Collected data entries
-*-
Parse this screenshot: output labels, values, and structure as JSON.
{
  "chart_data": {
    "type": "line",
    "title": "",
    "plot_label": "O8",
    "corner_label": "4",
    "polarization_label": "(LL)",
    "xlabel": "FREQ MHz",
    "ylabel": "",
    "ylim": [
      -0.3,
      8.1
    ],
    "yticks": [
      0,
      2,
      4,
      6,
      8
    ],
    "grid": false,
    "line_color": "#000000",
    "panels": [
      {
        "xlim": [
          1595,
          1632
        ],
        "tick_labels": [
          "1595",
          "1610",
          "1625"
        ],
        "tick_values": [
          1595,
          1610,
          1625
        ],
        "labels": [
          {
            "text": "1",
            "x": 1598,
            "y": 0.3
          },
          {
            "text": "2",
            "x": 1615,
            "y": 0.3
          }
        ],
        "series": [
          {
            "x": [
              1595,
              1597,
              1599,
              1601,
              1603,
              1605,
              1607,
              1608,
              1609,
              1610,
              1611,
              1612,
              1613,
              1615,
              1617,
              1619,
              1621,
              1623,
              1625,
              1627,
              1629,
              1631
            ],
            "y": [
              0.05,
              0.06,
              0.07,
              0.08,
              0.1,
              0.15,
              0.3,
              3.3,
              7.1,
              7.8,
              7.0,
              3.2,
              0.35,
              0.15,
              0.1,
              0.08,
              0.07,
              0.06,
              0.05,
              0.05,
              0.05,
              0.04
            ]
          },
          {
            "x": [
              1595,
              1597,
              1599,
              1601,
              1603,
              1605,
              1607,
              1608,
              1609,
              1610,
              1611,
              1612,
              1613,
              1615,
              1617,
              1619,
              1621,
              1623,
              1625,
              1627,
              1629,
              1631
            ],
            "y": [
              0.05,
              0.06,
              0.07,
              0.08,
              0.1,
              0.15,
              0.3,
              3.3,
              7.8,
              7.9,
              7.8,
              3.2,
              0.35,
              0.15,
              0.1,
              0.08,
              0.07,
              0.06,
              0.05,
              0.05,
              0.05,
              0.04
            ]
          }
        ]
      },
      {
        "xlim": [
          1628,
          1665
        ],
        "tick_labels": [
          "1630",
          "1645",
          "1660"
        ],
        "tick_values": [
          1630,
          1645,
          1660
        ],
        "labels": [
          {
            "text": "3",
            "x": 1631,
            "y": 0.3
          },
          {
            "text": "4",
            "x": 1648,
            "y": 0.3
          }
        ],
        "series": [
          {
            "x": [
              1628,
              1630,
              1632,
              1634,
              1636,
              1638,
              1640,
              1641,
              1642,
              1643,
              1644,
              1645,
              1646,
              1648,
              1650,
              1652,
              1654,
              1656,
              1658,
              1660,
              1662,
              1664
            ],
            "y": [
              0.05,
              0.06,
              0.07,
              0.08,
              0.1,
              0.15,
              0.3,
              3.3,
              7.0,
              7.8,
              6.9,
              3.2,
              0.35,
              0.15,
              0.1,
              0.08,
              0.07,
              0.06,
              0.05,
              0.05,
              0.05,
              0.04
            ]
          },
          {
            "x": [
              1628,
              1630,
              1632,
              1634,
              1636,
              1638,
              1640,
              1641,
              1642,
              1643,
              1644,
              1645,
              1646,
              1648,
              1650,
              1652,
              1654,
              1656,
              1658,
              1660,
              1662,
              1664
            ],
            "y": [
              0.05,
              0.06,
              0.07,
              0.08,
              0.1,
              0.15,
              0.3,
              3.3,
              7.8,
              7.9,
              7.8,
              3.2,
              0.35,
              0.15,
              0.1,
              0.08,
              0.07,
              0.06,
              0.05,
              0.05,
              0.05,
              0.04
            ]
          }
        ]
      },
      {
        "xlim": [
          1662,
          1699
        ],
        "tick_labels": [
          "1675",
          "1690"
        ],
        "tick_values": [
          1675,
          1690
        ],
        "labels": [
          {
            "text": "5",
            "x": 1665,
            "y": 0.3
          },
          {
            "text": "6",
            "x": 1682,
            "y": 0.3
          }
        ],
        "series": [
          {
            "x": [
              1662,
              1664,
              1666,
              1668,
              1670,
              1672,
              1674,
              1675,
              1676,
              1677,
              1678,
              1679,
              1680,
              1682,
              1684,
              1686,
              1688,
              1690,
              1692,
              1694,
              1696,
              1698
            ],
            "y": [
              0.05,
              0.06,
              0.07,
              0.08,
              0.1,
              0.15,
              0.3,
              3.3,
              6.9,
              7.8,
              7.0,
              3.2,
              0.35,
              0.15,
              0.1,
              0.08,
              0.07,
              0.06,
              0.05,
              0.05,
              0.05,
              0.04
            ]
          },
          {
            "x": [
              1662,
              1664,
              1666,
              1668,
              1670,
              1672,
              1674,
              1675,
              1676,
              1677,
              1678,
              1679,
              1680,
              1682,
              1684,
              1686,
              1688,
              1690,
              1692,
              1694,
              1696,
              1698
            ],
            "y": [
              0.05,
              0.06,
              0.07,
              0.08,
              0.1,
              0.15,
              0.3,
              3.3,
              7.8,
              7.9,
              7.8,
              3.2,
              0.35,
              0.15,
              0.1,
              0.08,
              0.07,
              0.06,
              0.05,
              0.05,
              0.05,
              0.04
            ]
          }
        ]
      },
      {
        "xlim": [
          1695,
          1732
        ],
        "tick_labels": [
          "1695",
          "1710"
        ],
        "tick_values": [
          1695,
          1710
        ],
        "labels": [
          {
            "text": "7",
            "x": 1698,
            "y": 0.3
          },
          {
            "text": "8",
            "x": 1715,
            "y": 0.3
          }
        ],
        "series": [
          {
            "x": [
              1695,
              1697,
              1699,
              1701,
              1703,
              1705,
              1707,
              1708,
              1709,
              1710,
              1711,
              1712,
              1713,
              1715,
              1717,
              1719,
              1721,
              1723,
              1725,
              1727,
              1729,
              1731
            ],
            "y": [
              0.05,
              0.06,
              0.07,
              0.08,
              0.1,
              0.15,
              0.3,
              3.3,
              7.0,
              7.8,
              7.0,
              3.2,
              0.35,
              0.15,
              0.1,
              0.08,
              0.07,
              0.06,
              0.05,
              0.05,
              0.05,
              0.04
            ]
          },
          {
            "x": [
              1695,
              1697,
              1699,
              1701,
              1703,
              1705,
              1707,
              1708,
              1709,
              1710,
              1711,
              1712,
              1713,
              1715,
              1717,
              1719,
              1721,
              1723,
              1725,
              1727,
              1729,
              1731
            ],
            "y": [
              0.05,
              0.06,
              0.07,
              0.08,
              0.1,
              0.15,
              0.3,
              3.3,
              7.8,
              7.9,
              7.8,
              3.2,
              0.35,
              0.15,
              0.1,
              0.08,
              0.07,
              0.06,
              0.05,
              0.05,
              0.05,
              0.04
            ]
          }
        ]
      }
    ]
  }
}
-*-
Write out every line from the records above, word for word.

Parse this screenshot: output labels, values, and structure as JSON.
{
  "chart_data": {
    "type": "line",
    "title": "",
    "plot_label": "O8",
    "corner_label": "4",
    "polarization_label": "(LL)",
    "xlabel": "FREQ MHz",
    "ylabel": "",
    "ylim": [
      -0.3,
      8.1
    ],
    "yticks": [
      0,
      2,
      4,
      6,
      8
    ],
    "grid": false,
    "line_color": "#000000",
    "panels": [
      {
        "xlim": [
          1595,
          1632
        ],
        "tick_labels": [
          "1595",
          "1610",
          "1625"
        ],
        "tick_values": [
          1595,
          1610,
          1625
        ],
        "labels": [
          {
            "text": "1",
            "x": 1598,
            "y": 0.3
          },
          {
            "text": "2",
            "x": 1615,
            "y": 0.3
          }
        ],
        "series": [
          {
            "x": [
              1595,
              1597,
              1599,
              1601,
              1603,
              1605,
              1607,
              1608,
              1609,
              1610,
              1611,
              1612,
              1613,
              1615,
              1617,
              1619,
              1621,
              1623,
              1625,
              1627,
              1629,
              1631
            ],
            "y": [
              0.05,
              0.06,
              0.07,
              0.08,
              0.1,
              0.15,
              0.3,
              3.3,
              7.1,
              7.8,
              7.0,
              3.2,
              0.35,
              0.15,
              0.1,
              0.08,
              0.07,
              0.06,
              0.05,
              0.05,
              0.05,
              0.04
            ]
          },
          {
            "x": [
              1595,
              1597,
              1599,
              1601,
              1603,
              1605,
              1607,
              1608,
              1609,
              1610,
              1611,
              1612,
              1613,
              1615,
              1617,
              1619,
              1621,
              1623,
              1625,
              1627,
              1629,
              1631
            ],
            "y": [
              0.05,
              0.06,
              0.07,
              0.08,
              0.1,
              0.15,
              0.3,
              3.3,
              7.8,
              7.9,
              7.8,
              3.2,
              0.35,
              0.15,
              0.1,
              0.08,
              0.07,
              0.06,
              0.05,
              0.05,
              0.05,
              0.04
            ]
          }
        ]
      },
      {
        "xlim": [
          1628,
          1665
        ],
        "tick_labels": [
          "1630",
          "1645",
          "1660"
        ],
        "tick_values": [
          1630,
          1645,
          1660
        ],
        "labels": [
          {
            "text": "3",
            "x": 1631,
            "y": 0.3
          },
          {
            "text": "4",
            "x": 1648,
            "y": 0.3
          }
        ],
        "series": [
          {
            "x": [
              1628,
              1630,
              1632,
              1634,
              1636,
              1638,
              1640,
              1641,
              1642,
              1643,
              1644,
              1645,
              1646,
              1648,
              1650,
              1652,
              1654,
              1656,
              1658,
              1660,
              1662,
              1664
            ],
            "y": [
              0.05,
              0.06,
              0.07,
              0.08,
              0.1,
              0.15,
              0.3,
              3.3,
              7.0,
              7.8,
              6.9,
              3.2,
              0.35,
              0.15,
              0.1,
              0.08,
              0.07,
              0.06,
              0.05,
              0.05,
              0.05,
              0.04
            ]
          },
          {
            "x": [
              1628,
              1630,
              1632,
              1634,
              1636,
              1638,
              1640,
              1641,
              1642,
              1643,
              1644,
              1645,
              1646,
              1648,
              1650,
              1652,
              1654,
              1656,
              1658,
              1660,
              1662,
              1664
            ],
            "y": [
              0.05,
              0.06,
              0.07,
              0.08,
              0.1,
              0.15,
              0.3,
              3.3,
              7.8,
              7.9,
              7.8,
              3.2,
              0.35,
              0.15,
              0.1,
              0.08,
              0.07,
              0.06,
              0.05,
              0.05,
              0.05,
              0.04
            ]
          }
        ]
      },
      {
        "xlim": [
          1662,
          1699
        ],
        "tick_labels": [
          "1675",
          "1690"
        ],
        "tick_values": [
          1675,
          1690
        ],
        "labels": [
          {
            "text": "5",
            "x": 1665,
            "y": 0.3
          },
          {
            "text": "6",
            "x": 1682,
            "y": 0.3
          }
        ],
        "series": [
          {
            "x": [
              1662,
              1664,
              1666,
              1668,
              1670,
              1672,
              1674,
              1675,
              1676,
              1677,
              1678,
              1679,
              1680,
              1682,
              1684,
              1686,
              1688,
              1690,
              1692,
              1694,
              1696,
              1698
            ],
            "y": [
              0.05,
              0.06,
              0.07,
              0.08,
              0.1,
              0.15,
              0.3,
              3.3,
              6.9,
              7.8,
              7.0,
              3.2,
              0.35,
              0.15,
              0.1,
              0.08,
              0.07,
              0.06,
              0.05,
              0.05,
              0.05,
              0.04
            ]
          },
          {
            "x": [
              1662,
              1664,
              1666,
              1668,
              1670,
              1672,
              1674,
              1675,
              1676,
              1677,
              1678,
              1679,
              1680,
              1682,
              1684,
              1686,
              1688,
              1690,
              1692,
              1694,
              1696,
              1698
            ],
            "y": [
              0.05,
              0.06,
              0.07,
              0.08,
              0.1,
              0.15,
              0.3,
              3.3,
              7.8,
              7.9,
              7.8,
              3.2,
              0.35,
              0.15,
              0.1,
              0.08,
              0.07,
              0.06,
              0.05,
              0.05,
              0.05,
              0.04
            ]
          }
        ]
      },
      {
        "xlim": [
          1695,
          1732
        ],
        "tick_labels": [
          "1695",
          "1710"
        ],
        "tick_values": [
          1695,
          1710
        ],
        "labels": [
          {
            "text": "7",
            "x": 1698,
            "y": 0.3
          },
          {
            "text": "8",
            "x": 1715,
            "y": 0.3
          }
        ],
        "series": [
          {
            "x": [
              1695,
              1697,
              1699,
              1701,
              1703,
              1705,
              1707,
              1708,
              1709,
              1710,
              1711,
              1712,
              1713,
              1715,
              1717,
              1719,
              1721,
              1723,
              1725,
              1727,
              1729,
              1731
            ],
            "y": [
              0.05,
              0.06,
              0.07,
              0.08,
              0.1,
              0.15,
              0.3,
              3.3,
              7.0,
              7.8,
              7.0,
              3.2,
              0.35,
              0.15,
              0.1,
              0.08,
              0.07,
              0.06,
              0.05,
              0.05,
              0.05,
              0.04
            ]
          },
          {
            "x": [
              1695,
              1697,
              1699,
              1701,
              1703,
              1705,
              1707,
              1708,
              1709,
              1710,
              1711,
              1712,
              1713,
              1715,
              1717,
              1719,
              1721,
              1723,
              1725,
              1727,
              1729,
              1731
            ],
            "y": [
              0.05,
              0.06,
              0.07,
              0.08,
              0.1,
              0.15,
              0.3,
              3.3,
              7.8,
              7.9,
              7.8,
              3.2,
              0.35,
              0.15,
              0.1,
              0.08,
              0.07,
              0.06,
              0.05,
              0.05,
              0.05,
              0.04
            ]
          }
        ]
      }
    ]
  }
}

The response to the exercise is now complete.